Saved entries
⟨

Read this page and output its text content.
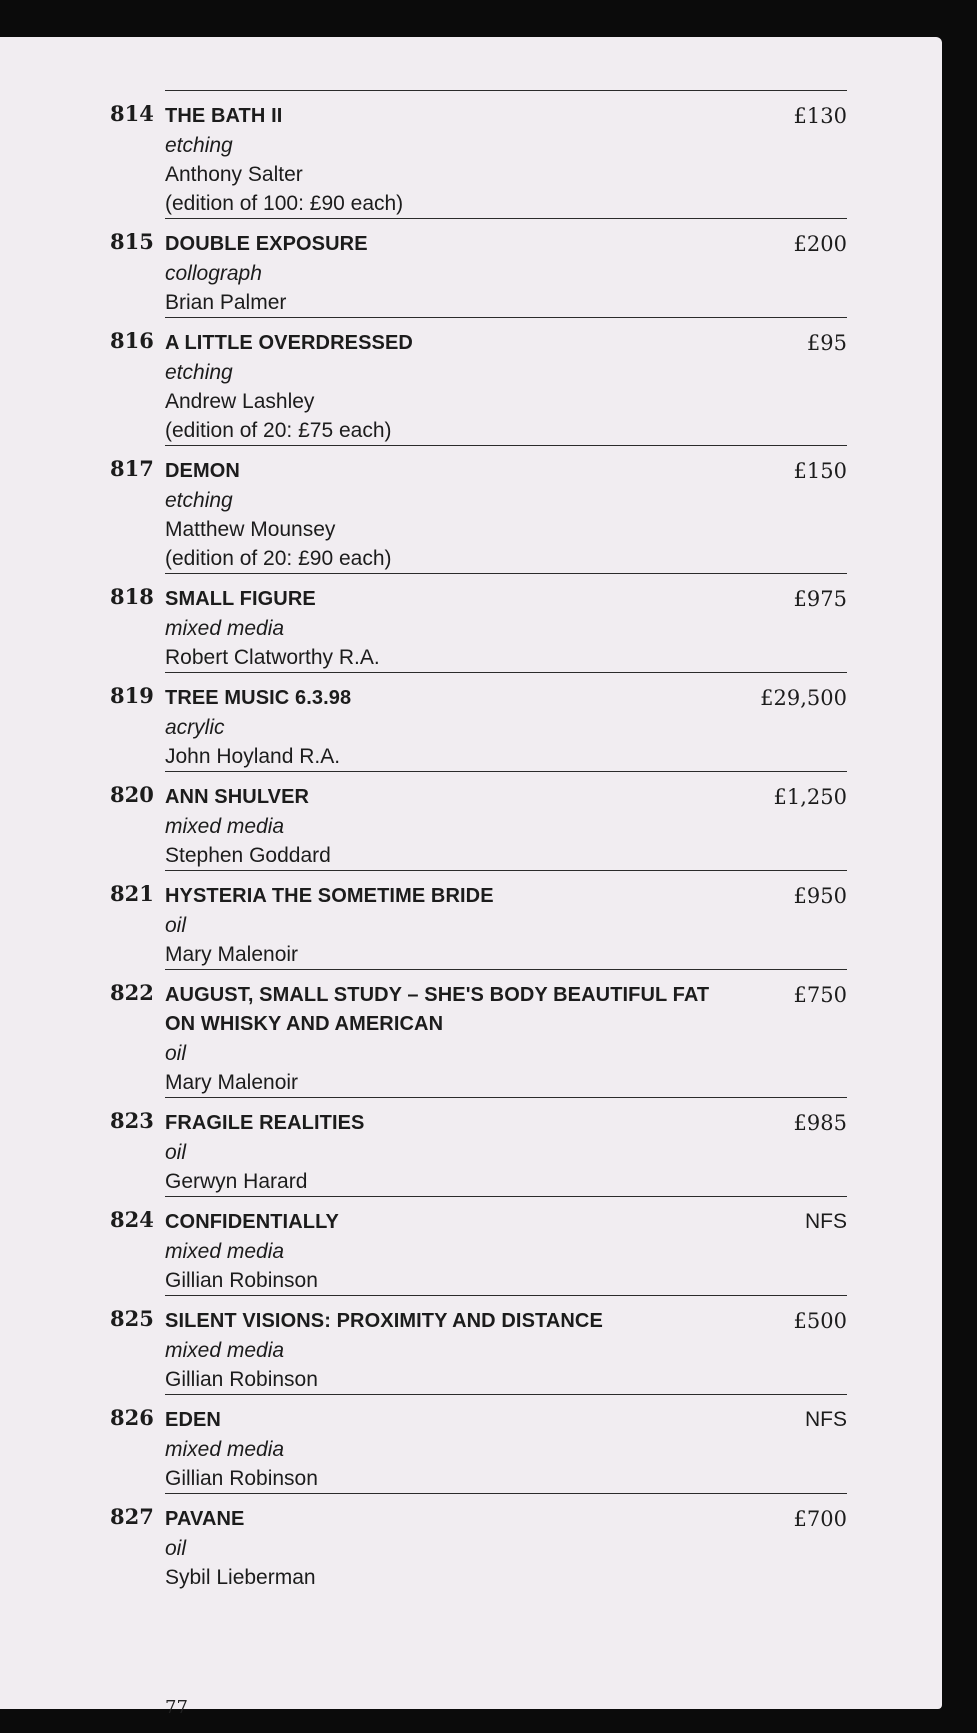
814 THE BATH II
etching
Anthony Salter
(edition of 100: £90 each)
£130
815 DOUBLE EXPOSURE
collograph
Brian Palmer
£200
816 A LITTLE OVERDRESSED
etching
Andrew Lashley
(edition of 20: £75 each)
£95
817 DEMON
etching
Matthew Mounsey
(edition of 20: £90 each)
£150
818 SMALL FIGURE
mixed media
Robert Clatworthy R.A.
£975
819 TREE MUSIC 6.3.98
acrylic
John Hoyland R.A.
£29,500
820 ANN SHULVER
mixed media
Stephen Goddard
£1,250
821 HYSTERIA THE SOMETIME BRIDE
oil
Mary Malenoir
£950
822 AUGUST, SMALL STUDY – SHE'S BODY BEAUTIFUL FAT ON WHISKY AND AMERICAN
oil
Mary Malenoir
£750
823 FRAGILE REALITIES
oil
Gerwyn Harard
£985
824 CONFIDENTIALLY
mixed media
Gillian Robinson
NFS
825 SILENT VISIONS: PROXIMITY AND DISTANCE
mixed media
Gillian Robinson
£500
826 EDEN
mixed media
Gillian Robinson
NFS
827 PAVANE
oil
Sybil Lieberman
£700
77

⟩

Set problem
Omit the pictures, then output the rest of the listing exactly.

Response to this exercise
Read this page and output its text content.
814 THE BATH II
etching
Anthony Salter
(edition of 100: £90 each)
£130
815 DOUBLE EXPOSURE
collograph
Brian Palmer
£200
816 A LITTLE OVERDRESSED
etching
Andrew Lashley
(edition of 20: £75 each)
£95
817 DEMON
etching
Matthew Mounsey
(edition of 20: £90 each)
£150
818 SMALL FIGURE
mixed media
Robert Clatworthy R.A.
£975
819 TREE MUSIC 6.3.98
acrylic
John Hoyland R.A.
£29,500
820 ANN SHULVER
mixed media
Stephen Goddard
£1,250
821 HYSTERIA THE SOMETIME BRIDE
oil
Mary Malenoir
£950
822 AUGUST, SMALL STUDY – SHE'S BODY BEAUTIFUL FAT ON WHISKY AND AMERICAN
oil
Mary Malenoir
£750
823 FRAGILE REALITIES
oil
Gerwyn Harard
£985
824 CONFIDENTIALLY
mixed media
Gillian Robinson
NFS
825 SILENT VISIONS: PROXIMITY AND DISTANCE
mixed media
Gillian Robinson
£500
826 EDEN
mixed media
Gillian Robinson
NFS
827 PAVANE
oil
Sybil Lieberman
£700
77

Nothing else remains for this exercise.